====== Text provided ======

Yet the same Ripperologist could not fail to be enthralled by our second programme: “Jack the Ripper: Tabloid Killer.” The timing of Kelvin MacKenzie’s opening hour-long edition of his new series, Revealed, is just as apposite given that the British Library published the archives of 19th-century newspapers online only last week.

The Whitechapel murders, it must be remembered, came at a time of ever-increasing literacy among the general populace, when the press was beginning to become an effective tool for social change, and the Illustrated Police News and Pall Mall Gazette caused what we would today recognize as a media frenzy.

On September 8 1888, the Pall Mall Gazette reported the discovery of a fourth corpse under the headline: “Another Murder - and more to Follow?”. It denounces the police inquiry branding the force an “absolute failure.” Newspapers had a field day and readers were spared little when it came to the nightmarish mutilations: “The murder perpetrated this morning shows no indication of hurry or of alarm. He seems to have first killed the woman but cutting her throat so deeply as to almost sever her head from her shoulders, then to have disembowelled her, and then to have disposed of the viscera in a fashion recalling stories of Red Indian savagery.”

====== Given data ======

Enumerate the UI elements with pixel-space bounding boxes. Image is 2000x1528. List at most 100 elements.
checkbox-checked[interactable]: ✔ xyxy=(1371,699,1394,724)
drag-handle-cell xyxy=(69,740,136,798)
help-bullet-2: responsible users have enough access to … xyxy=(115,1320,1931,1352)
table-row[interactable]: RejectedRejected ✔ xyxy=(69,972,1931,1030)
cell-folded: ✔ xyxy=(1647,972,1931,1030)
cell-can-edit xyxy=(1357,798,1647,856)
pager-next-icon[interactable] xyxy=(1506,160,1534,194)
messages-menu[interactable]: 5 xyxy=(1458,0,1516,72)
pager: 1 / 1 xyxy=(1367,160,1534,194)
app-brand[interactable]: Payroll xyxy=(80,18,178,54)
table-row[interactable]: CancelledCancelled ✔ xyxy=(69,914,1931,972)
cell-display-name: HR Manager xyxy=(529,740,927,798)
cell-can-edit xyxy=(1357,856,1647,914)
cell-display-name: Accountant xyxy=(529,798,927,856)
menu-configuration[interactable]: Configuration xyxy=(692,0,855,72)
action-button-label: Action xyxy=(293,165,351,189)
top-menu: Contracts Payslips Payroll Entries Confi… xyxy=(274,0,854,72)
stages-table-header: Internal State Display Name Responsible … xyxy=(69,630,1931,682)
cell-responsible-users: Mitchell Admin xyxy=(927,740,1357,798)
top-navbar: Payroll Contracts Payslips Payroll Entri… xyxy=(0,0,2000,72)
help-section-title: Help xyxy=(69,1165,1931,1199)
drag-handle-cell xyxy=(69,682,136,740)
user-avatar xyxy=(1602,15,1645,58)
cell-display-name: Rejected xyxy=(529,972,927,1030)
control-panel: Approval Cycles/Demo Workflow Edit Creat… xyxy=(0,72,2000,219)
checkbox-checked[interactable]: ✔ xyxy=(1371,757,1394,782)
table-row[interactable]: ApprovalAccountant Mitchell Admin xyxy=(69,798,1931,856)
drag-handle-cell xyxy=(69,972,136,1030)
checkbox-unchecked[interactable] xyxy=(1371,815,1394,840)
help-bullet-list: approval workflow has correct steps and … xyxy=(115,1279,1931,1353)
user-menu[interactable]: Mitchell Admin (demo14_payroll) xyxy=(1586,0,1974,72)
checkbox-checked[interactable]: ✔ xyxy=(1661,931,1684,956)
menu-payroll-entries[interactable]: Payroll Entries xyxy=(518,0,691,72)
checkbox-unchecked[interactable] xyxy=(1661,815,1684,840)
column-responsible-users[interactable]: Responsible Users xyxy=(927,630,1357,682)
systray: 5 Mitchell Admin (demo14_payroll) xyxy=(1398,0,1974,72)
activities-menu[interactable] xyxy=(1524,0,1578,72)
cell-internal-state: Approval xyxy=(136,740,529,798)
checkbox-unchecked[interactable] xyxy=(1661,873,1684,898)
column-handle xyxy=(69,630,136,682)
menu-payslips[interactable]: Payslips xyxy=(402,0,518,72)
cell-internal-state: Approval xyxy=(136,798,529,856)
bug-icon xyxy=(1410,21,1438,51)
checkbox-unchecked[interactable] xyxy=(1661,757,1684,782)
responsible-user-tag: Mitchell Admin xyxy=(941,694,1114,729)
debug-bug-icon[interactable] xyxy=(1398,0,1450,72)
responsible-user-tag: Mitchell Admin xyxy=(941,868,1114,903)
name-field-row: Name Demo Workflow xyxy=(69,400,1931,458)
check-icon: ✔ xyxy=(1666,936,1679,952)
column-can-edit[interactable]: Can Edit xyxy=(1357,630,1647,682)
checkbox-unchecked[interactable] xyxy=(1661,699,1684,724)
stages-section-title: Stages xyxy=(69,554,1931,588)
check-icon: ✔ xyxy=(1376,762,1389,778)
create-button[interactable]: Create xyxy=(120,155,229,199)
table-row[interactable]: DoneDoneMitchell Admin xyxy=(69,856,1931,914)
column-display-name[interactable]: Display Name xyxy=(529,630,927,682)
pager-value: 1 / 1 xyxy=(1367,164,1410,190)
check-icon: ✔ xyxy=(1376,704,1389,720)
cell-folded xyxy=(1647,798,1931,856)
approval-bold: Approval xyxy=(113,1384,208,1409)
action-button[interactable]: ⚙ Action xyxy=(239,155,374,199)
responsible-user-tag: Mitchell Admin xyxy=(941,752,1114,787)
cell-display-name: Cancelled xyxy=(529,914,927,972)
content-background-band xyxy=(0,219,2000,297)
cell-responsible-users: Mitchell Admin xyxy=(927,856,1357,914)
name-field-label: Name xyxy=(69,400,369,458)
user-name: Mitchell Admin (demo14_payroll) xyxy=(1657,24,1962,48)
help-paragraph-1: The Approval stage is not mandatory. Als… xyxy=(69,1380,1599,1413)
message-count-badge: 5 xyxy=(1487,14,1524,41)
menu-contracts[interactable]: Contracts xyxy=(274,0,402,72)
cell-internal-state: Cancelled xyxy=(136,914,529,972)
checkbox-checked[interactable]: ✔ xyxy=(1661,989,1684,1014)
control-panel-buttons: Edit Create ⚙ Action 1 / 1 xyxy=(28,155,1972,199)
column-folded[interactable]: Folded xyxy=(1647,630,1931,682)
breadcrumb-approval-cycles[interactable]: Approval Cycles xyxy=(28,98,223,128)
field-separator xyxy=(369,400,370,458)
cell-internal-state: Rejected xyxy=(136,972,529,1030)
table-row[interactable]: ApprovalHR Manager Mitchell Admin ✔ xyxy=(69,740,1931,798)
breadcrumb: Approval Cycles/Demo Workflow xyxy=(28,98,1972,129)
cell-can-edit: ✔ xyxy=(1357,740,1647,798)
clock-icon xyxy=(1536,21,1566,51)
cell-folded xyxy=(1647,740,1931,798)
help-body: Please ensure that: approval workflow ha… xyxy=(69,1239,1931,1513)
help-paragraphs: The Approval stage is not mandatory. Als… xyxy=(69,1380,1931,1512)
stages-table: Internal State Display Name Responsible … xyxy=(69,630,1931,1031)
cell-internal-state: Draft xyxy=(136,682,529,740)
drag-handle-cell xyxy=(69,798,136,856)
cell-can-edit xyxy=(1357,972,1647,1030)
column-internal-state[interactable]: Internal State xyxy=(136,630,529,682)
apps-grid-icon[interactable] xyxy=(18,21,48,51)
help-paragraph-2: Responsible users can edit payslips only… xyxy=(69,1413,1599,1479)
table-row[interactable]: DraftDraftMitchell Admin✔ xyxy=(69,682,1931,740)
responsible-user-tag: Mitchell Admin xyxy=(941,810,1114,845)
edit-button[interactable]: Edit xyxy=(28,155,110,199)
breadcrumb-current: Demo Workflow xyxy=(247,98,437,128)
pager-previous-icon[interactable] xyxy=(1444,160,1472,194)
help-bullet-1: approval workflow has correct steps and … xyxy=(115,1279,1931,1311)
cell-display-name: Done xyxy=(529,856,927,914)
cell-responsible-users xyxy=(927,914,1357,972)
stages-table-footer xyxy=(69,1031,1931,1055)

======

Exercise directions: Write out the entire text on Jack the Ripper and the press again, word for word. Rely only on the text about Jack the Ripper and the press to do this.

Your response:
Yet the same Ripperologist could not fail to be enthralled by our second programme: “Jack the Ripper: Tabloid Killer.” The timing of Kelvin MacKenzie’s opening hour-long edition of his new series, Revealed, is just as apposite given that the British Library published the archives of 19th-century newspapers online only last week.

The Whitechapel murders, it must be remembered, came at a time of ever-increasing literacy among the general populace, when the press was beginning to become an effective tool for social change, and the Illustrated Police News and Pall Mall Gazette caused what we would today recognize as a media frenzy.

On September 8 1888, the Pall Mall Gazette reported the discovery of a fourth corpse under the headline: “Another Murder - and more to Follow?”. It denounces the police inquiry branding the force an “absolute failure.” Newspapers had a field day and readers were spared little when it came to the nightmarish mutilations: “The murder perpetrated this morning shows no indication of hurry or of alarm. He seems to have first killed the woman but cutting her throat so deeply as to almost sever her head from her shoulders, then to have disembowelled her, and then to have disposed of the viscera in a fashion recalling stories of Red Indian savagery.”